Instructions to follow
In your copy, repeat the records exactly and leave out the pictures.

## Start The data

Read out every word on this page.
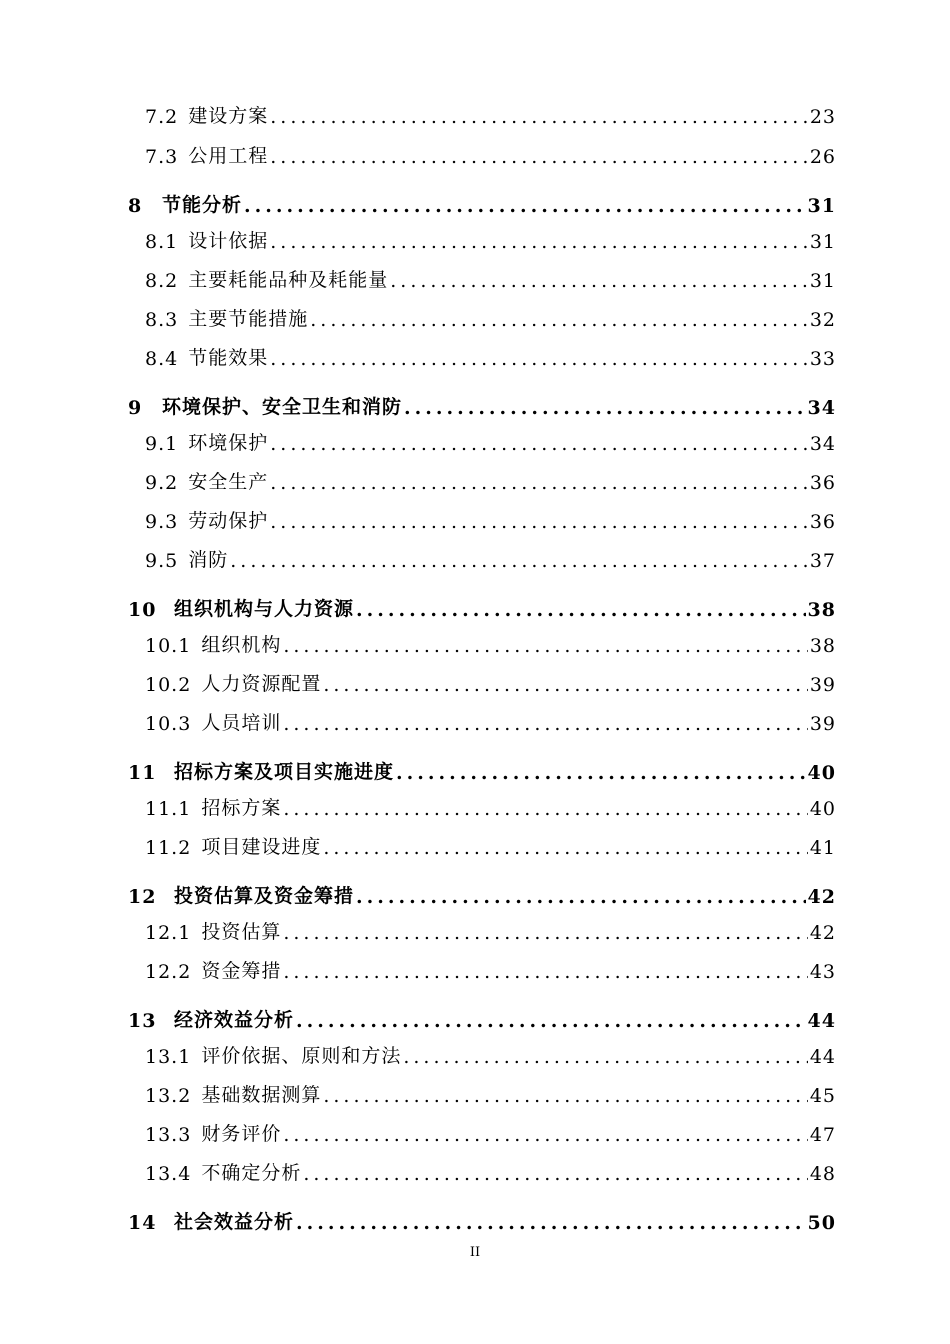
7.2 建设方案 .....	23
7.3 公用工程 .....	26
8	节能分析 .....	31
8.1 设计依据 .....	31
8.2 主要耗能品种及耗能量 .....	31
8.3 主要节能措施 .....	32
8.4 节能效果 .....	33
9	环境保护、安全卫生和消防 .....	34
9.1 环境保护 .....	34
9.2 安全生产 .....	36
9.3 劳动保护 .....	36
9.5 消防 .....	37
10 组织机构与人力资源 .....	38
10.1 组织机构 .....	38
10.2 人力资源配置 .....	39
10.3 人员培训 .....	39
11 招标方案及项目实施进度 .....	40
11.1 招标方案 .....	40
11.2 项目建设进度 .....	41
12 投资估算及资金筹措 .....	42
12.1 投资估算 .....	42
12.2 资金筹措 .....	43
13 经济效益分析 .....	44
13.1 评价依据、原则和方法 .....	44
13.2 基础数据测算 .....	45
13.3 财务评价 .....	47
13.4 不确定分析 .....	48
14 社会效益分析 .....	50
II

## End The data

Response to the task
Read out every word on this page.
7.2 建设方案 .....	23
7.3 公用工程 .....	26
8	节能分析 .....	31
8.1 设计依据 .....	31
8.2 主要耗能品种及耗能量 .....	31
8.3 主要节能措施 .....	32
8.4 节能效果 .....	33
9	环境保护、安全卫生和消防 .....	34
9.1 环境保护 .....	34
9.2 安全生产 .....	36
9.3 劳动保护 .....	36
9.5 消防 .....	37
10 组织机构与人力资源 .....	38
10.1 组织机构 .....	38
10.2 人力资源配置 .....	39
10.3 人员培训 .....	39
11 招标方案及项目实施进度 .....	40
11.1 招标方案 .....	40
11.2 项目建设进度 .....	41
12 投资估算及资金筹措 .....	42
12.1 投资估算 .....	42
12.2 资金筹措 .....	43
13 经济效益分析 .....	44
13.1 评价依据、原则和方法 .....	44
13.2 基础数据测算 .....	45
13.3 财务评价 .....	47
13.4 不确定分析 .....	48
14 社会效益分析 .....	50
II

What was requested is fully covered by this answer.